* [Problem to solve]:
Copy out the entries in full and with complete accuracy; pictures are excluded.

* [Exercise materials]:
★ ★ ★ ★ ★
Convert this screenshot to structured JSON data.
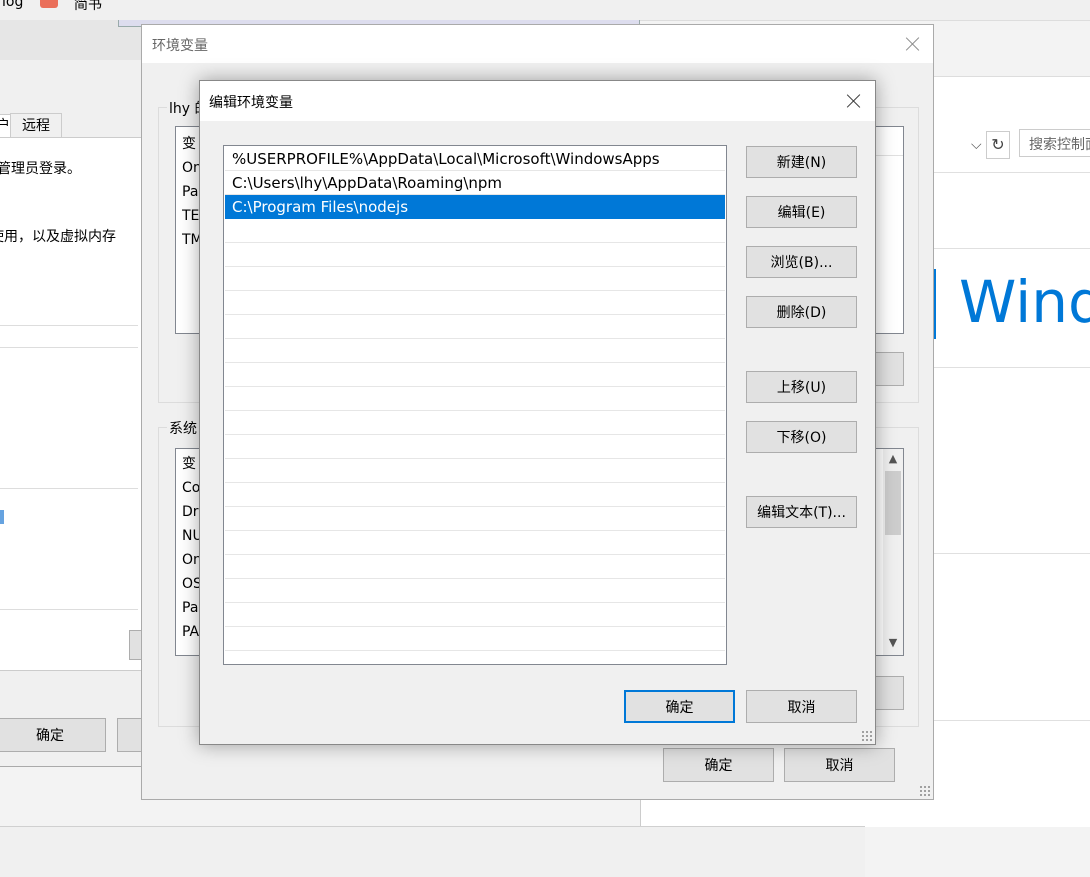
{
  "topbar": {
    "item1": "log",
    "item2": "简书"
  },
  "sysprops": {
    "tab_fragment": "户",
    "tab_remote": "远程",
    "text1": "管理员登录。",
    "text2": "使用，以及虚拟内存",
    "ok_label": "确定"
  },
  "control_panel": {
    "search_placeholder": "搜索控制面",
    "brand_text": "Windows"
  },
  "env_dialog": {
    "title": "环境变量",
    "user_group_fragment": "lhy 的",
    "user_vars_fragments": [
      "变",
      "On",
      "Pa",
      "TE",
      "TM"
    ],
    "system_group_fragment": "系统",
    "system_vars_fragments": [
      "变",
      "Co",
      "Dr",
      "NU",
      "On",
      "OS",
      "Pa",
      "PA"
    ],
    "ok_label": "确定",
    "cancel_label": "取消"
  },
  "edit_dialog": {
    "title": "编辑环境变量",
    "paths": [
      "%USERPROFILE%\\AppData\\Local\\Microsoft\\WindowsApps",
      "C:\\Users\\lhy\\AppData\\Roaming\\npm",
      "C:\\Program Files\\nodejs"
    ],
    "selected_index": 2,
    "buttons": {
      "new": "新建(N)",
      "edit": "编辑(E)",
      "browse": "浏览(B)...",
      "delete": "删除(D)",
      "move_up": "上移(U)",
      "move_down": "下移(O)",
      "edit_text": "编辑文本(T)..."
    },
    "ok_label": "确定",
    "cancel_label": "取消"
  },
  "colors": {
    "accent": "#0078d7",
    "button_bg": "#e1e1e1",
    "button_border": "#adadad"
  }
}
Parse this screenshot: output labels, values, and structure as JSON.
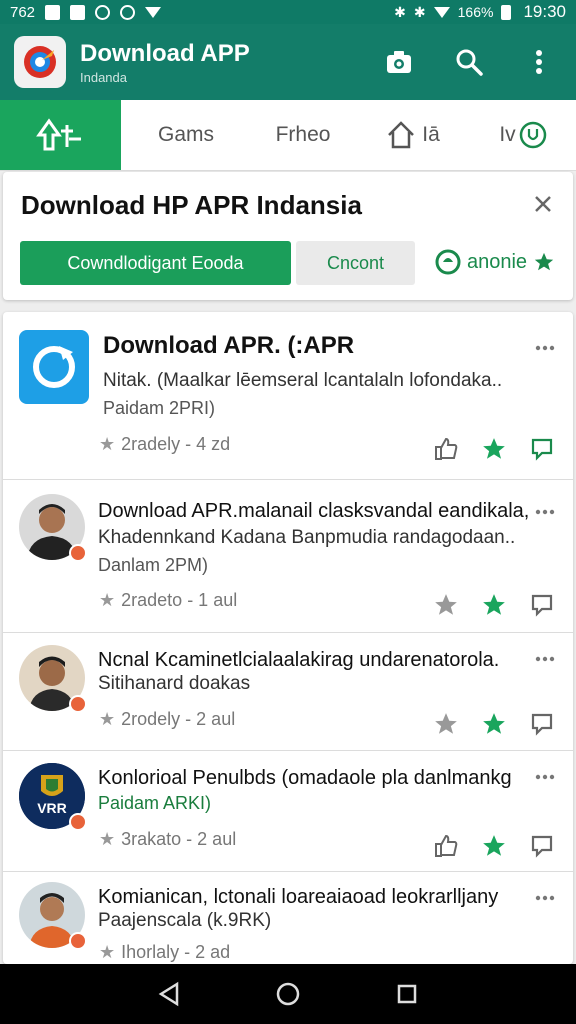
{
  "status_bar": {
    "left_text": "762",
    "battery_text": "166%",
    "time": "19:30"
  },
  "app_bar": {
    "title": "Download APP",
    "subtitle": "Indanda"
  },
  "tabs": [
    {
      "label": "",
      "icon": "share-icon"
    },
    {
      "label": "Gams"
    },
    {
      "label": "Frheo"
    },
    {
      "label": "Iā",
      "icon": "home-icon"
    },
    {
      "label": "Iv"
    }
  ],
  "banner": {
    "title": "Download HP APR Indansia",
    "primary_label": "Cowndlodigant Eooda",
    "secondary_label": "Cncont",
    "link_label": "anonie"
  },
  "feed": [
    {
      "title": "Download APR. (:APR",
      "line1": "Nitak. (Maalkar lēemseral lcantalaln lofondaka..",
      "sub": "Paidam 2PRI)",
      "meta": "2radely - 4 zd"
    },
    {
      "title": "Download APR.malanail clasksvandal eandikala,",
      "line1": "Khadennkand Kadana Banpmudia randagodaan..",
      "sub": "Danlam 2PM)",
      "meta": "2radeto - 1 aul"
    },
    {
      "title": "Ncnal Kcaminetlcialaalakirag undarenatorola.",
      "line1": "Sitihanard doakas",
      "sub": "",
      "meta": "2rodely - 2 aul"
    },
    {
      "title": "Konlorioal Penulbds (omadaole pla danlmankg",
      "line1": "",
      "sub": "Paidam ARKI)",
      "meta": "3rakato - 2 aul",
      "avatar_text": "VRR"
    },
    {
      "title": "Komianican, lctonali loareaiaoad leokrarlljany",
      "line1": "Paajenscala (k.9RK)",
      "sub": "",
      "meta": "Ihorlaly - 2 ad"
    }
  ],
  "colors": {
    "primary": "#137d69",
    "accent": "#1aa55d",
    "status": "#0f7a66"
  }
}
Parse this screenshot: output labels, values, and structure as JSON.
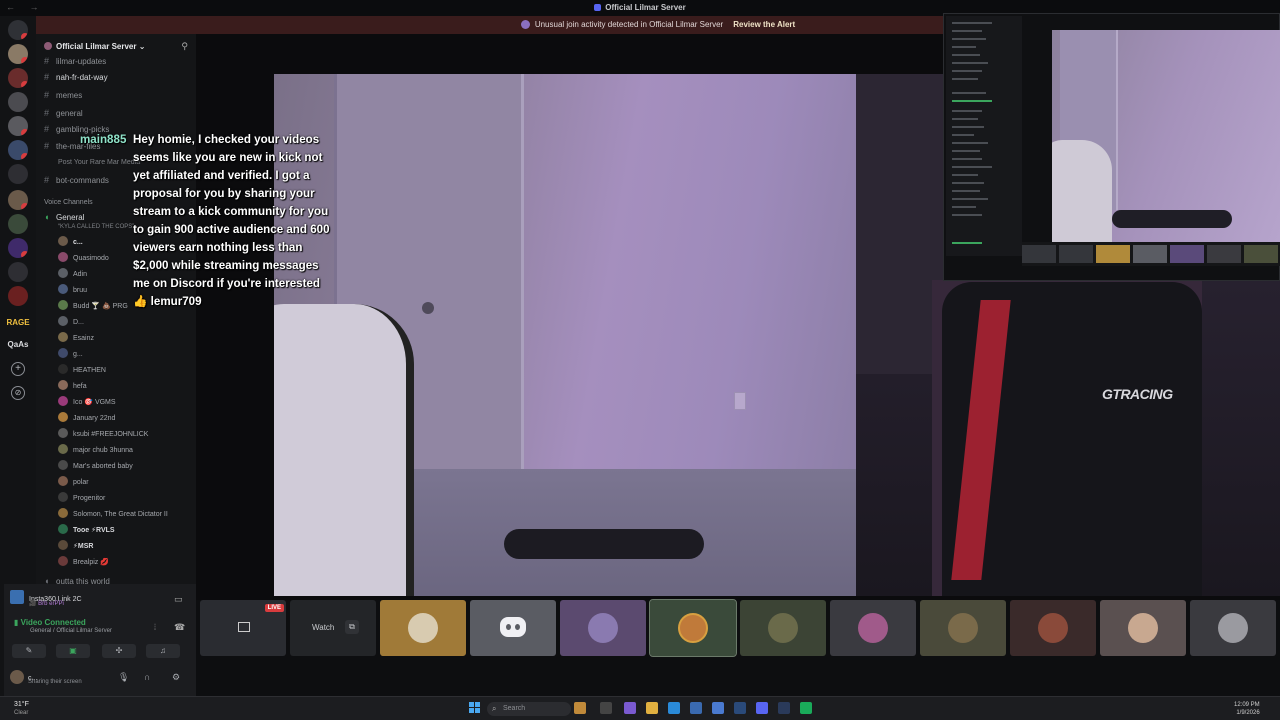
{
  "window": {
    "title": "Official Lilmar Server",
    "alert_text": "Unusual join activity detected in Official Lilmar Server",
    "alert_action": "Review the Alert"
  },
  "rail": {
    "label_rage": "RAGE",
    "label_qas": "QaAs",
    "add_icon": "+",
    "explore_icon": "⊘"
  },
  "sidebar": {
    "server_name": "Official Lilmar Server",
    "channels": [
      {
        "name": "lilmar-updates"
      },
      {
        "name": "nah-fr-dat-way"
      },
      {
        "name": "memes"
      },
      {
        "name": "general"
      },
      {
        "name": "gambling-picks"
      },
      {
        "name": "the-mar-files"
      },
      {
        "name": "bot-commands"
      }
    ],
    "thread": "Post Your Rare Mar Media",
    "voice_category": "Voice Channels",
    "voice_channel": "General",
    "voice_channel_status": "“KYLA CALLED THE COPS”",
    "voice_users": [
      {
        "name": "c...",
        "bold": true
      },
      {
        "name": "Quasimodo"
      },
      {
        "name": "Adin"
      },
      {
        "name": "bruu"
      },
      {
        "name": "Budd 🍸 💩 PRG"
      },
      {
        "name": "D..."
      },
      {
        "name": "Esainz"
      },
      {
        "name": "g..."
      },
      {
        "name": "HEATHEN"
      },
      {
        "name": "hefa"
      },
      {
        "name": "Ico 🎯 VGMS"
      },
      {
        "name": "January 22nd"
      },
      {
        "name": "ksubi #FREEJOHNLICK"
      },
      {
        "name": "major chub 3hunna"
      },
      {
        "name": "Mar's aborted baby"
      },
      {
        "name": "polar"
      },
      {
        "name": "Progenitor"
      },
      {
        "name": "Solomon, The Great Dictator II"
      },
      {
        "name": "Tooe ⚡RVLS",
        "bold": true
      },
      {
        "name": "⚡MSR",
        "bold": true
      },
      {
        "name": "Brealpiz 💋"
      }
    ],
    "next_category": "outta this world"
  },
  "voice_panel": {
    "device_name": "Insta360 Link 2C",
    "device_tag": "🎥 Brb erPPi",
    "connection_status": "Video Connected",
    "connection_channel": "General / Official Lilmar Server",
    "user_name": "c...",
    "user_status": "Sharing their screen"
  },
  "chat_overlay": {
    "username": "main885",
    "message": "Hey homie, I checked your videos seems like you are new in kick not yet affiliated and verified. I got a proposal for you by sharing your stream to a kick community for you to gain 900 active audience and 600 viewers earn nothing less than $2,000 while streaming messages me on Discord if you're interested 👍 lemur709"
  },
  "stream": {
    "chair_brand": "GTRACING"
  },
  "strip": {
    "live_badge": "LIVE",
    "watch_label": "Watch"
  },
  "taskbar": {
    "weather_temp": "31°F",
    "weather_cond": "Clear",
    "search_placeholder": "Search",
    "time": "12:09 PM",
    "date": "1/9/2026"
  },
  "colors": {
    "accent_green": "#3ba55d",
    "alert_bg": "#3a1c1c",
    "live_red": "#d83c3e",
    "username_teal": "#8fe3c9"
  }
}
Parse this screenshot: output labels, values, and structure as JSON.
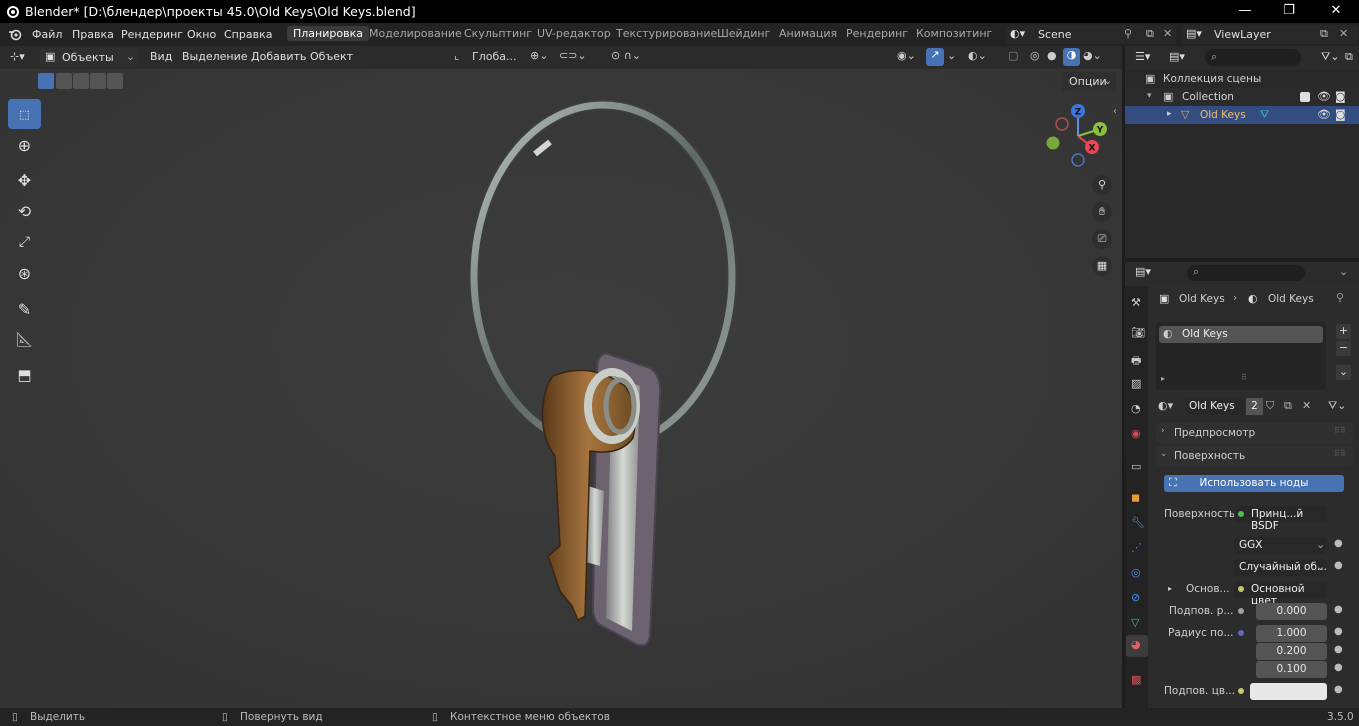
★ ★ ★ ★ ★
* [Reply]:
Convert this screenshot to structured JSON data.
{
  "topbar": {
    "item1": "log",
    "item2": "简书"
  },
  "sysprops": {
    "tab_fragment": "户",
    "tab_remote": "远程",
    "text1": "管理员登录。",
    "text2": "使用，以及虚拟内存",
    "ok_label": "确定"
  },
  "control_panel": {
    "search_placeholder": "搜索控制面",
    "brand_text": "Windows"
  },
  "env_dialog": {
    "title": "环境变量",
    "user_group_fragment": "lhy 的",
    "user_vars_fragments": [
      "变",
      "On",
      "Pa",
      "TE",
      "TM"
    ],
    "system_group_fragment": "系统",
    "system_vars_fragments": [
      "变",
      "Co",
      "Dr",
      "NU",
      "On",
      "OS",
      "Pa",
      "PA"
    ],
    "ok_label": "确定",
    "cancel_label": "取消"
  },
  "edit_dialog": {
    "title": "编辑环境变量",
    "paths": [
      "%USERPROFILE%\\AppData\\Local\\Microsoft\\WindowsApps",
      "C:\\Users\\lhy\\AppData\\Roaming\\npm",
      "C:\\Program Files\\nodejs"
    ],
    "selected_index": 2,
    "buttons": {
      "new": "新建(N)",
      "edit": "编辑(E)",
      "browse": "浏览(B)...",
      "delete": "删除(D)",
      "move_up": "上移(U)",
      "move_down": "下移(O)",
      "edit_text": "编辑文本(T)..."
    },
    "ok_label": "确定",
    "cancel_label": "取消"
  },
  "colors": {
    "accent": "#0078d7",
    "button_bg": "#e1e1e1",
    "button_border": "#adadad"
  }
}
Parse this screenshot: output labels, values, and structure as JSON.
{
  "status_bar": {
    "left_text": "762",
    "battery_text": "166%",
    "time": "19:30"
  },
  "app_bar": {
    "title": "Download APP",
    "subtitle": "Indanda"
  },
  "tabs": [
    {
      "label": "",
      "icon": "share-icon"
    },
    {
      "label": "Gams"
    },
    {
      "label": "Frheo"
    },
    {
      "label": "Iā",
      "icon": "home-icon"
    },
    {
      "label": "Iv"
    }
  ],
  "banner": {
    "title": "Download HP APR Indansia",
    "primary_label": "Cowndlodigant Eooda",
    "secondary_label": "Cncont",
    "link_label": "anonie"
  },
  "feed": [
    {
      "title": "Download APR. (:APR",
      "line1": "Nitak. (Maalkar lēemseral lcantalaln lofondaka..",
      "sub": "Paidam 2PRI)",
      "meta": "2radely - 4 zd"
    },
    {
      "title": "Download APR.malanail clasksvandal eandikala,",
      "line1": "Khadennkand Kadana Banpmudia randagodaan..",
      "sub": "Danlam 2PM)",
      "meta": "2radeto - 1 aul"
    },
    {
      "title": "Ncnal Kcaminetlcialaalakirag undarenatorola.",
      "line1": "Sitihanard doakas",
      "sub": "",
      "meta": "2rodely - 2 aul"
    },
    {
      "title": "Konlorioal Penulbds (omadaole pla danlmankg",
      "line1": "",
      "sub": "Paidam ARKI)",
      "meta": "3rakato - 2 aul",
      "avatar_text": "VRR"
    },
    {
      "title": "Komianican, lctonali loareaiaoad leokrarlljany",
      "line1": "Paajenscala (k.9RK)",
      "sub": "",
      "meta": "Ihorlaly - 2 ad"
    }
  ],
  "colors": {
    "primary": "#137d69",
    "accent": "#1aa55d",
    "status": "#0f7a66"
  }
}
Parse this screenshot: output labels, values, and structure as JSON.
{
  "window": {
    "title": "Official Lilmar Server",
    "alert_text": "Unusual join activity detected in Official Lilmar Server",
    "alert_action": "Review the Alert"
  },
  "rail": {
    "label_rage": "RAGE",
    "label_qas": "QaAs",
    "add_icon": "+",
    "explore_icon": "⊘"
  },
  "sidebar": {
    "server_name": "Official Lilmar Server",
    "channels": [
      {
        "name": "lilmar-updates"
      },
      {
        "name": "nah-fr-dat-way"
      },
      {
        "name": "memes"
      },
      {
        "name": "general"
      },
      {
        "name": "gambling-picks"
      },
      {
        "name": "the-mar-files"
      },
      {
        "name": "bot-commands"
      }
    ],
    "thread": "Post Your Rare Mar Media",
    "voice_category": "Voice Channels",
    "voice_channel": "General",
    "voice_channel_status": "“KYLA CALLED THE COPS”",
    "voice_users": [
      {
        "name": "c...",
        "bold": true
      },
      {
        "name": "Quasimodo"
      },
      {
        "name": "Adin"
      },
      {
        "name": "bruu"
      },
      {
        "name": "Budd 🍸 💩 PRG"
      },
      {
        "name": "D..."
      },
      {
        "name": "Esainz"
      },
      {
        "name": "g..."
      },
      {
        "name": "HEATHEN"
      },
      {
        "name": "hefa"
      },
      {
        "name": "Ico 🎯 VGMS"
      },
      {
        "name": "January 22nd"
      },
      {
        "name": "ksubi #FREEJOHNLICK"
      },
      {
        "name": "major chub 3hunna"
      },
      {
        "name": "Mar's aborted baby"
      },
      {
        "name": "polar"
      },
      {
        "name": "Progenitor"
      },
      {
        "name": "Solomon, The Great Dictator II"
      },
      {
        "name": "Tooe ⚡RVLS",
        "bold": true
      },
      {
        "name": "⚡MSR",
        "bold": true
      },
      {
        "name": "Brealpiz 💋"
      }
    ],
    "next_category": "outta this world"
  },
  "voice_panel": {
    "device_name": "Insta360 Link 2C",
    "device_tag": "🎥 Brb erPPi",
    "connection_status": "Video Connected",
    "connection_channel": "General / Official Lilmar Server",
    "user_name": "c...",
    "user_status": "Sharing their screen"
  },
  "chat_overlay": {
    "username": "main885",
    "message": "Hey homie, I checked your videos seems like you are new in kick not yet affiliated and verified. I got a proposal for you by sharing your stream to a kick community for you to gain 900 active audience and 600 viewers earn nothing less than $2,000 while streaming messages me on Discord if you're interested 👍 lemur709"
  },
  "stream": {
    "chair_brand": "GTRACING"
  },
  "strip": {
    "live_badge": "LIVE",
    "watch_label": "Watch"
  },
  "taskbar": {
    "weather_temp": "31°F",
    "weather_cond": "Clear",
    "search_placeholder": "Search",
    "time": "12:09 PM",
    "date": "1/9/2026"
  },
  "colors": {
    "accent_green": "#3ba55d",
    "alert_bg": "#3a1c1c",
    "live_red": "#d83c3e",
    "username_teal": "#8fe3c9"
  }
}
Parse this screenshot: output labels, values, and structure as JSON.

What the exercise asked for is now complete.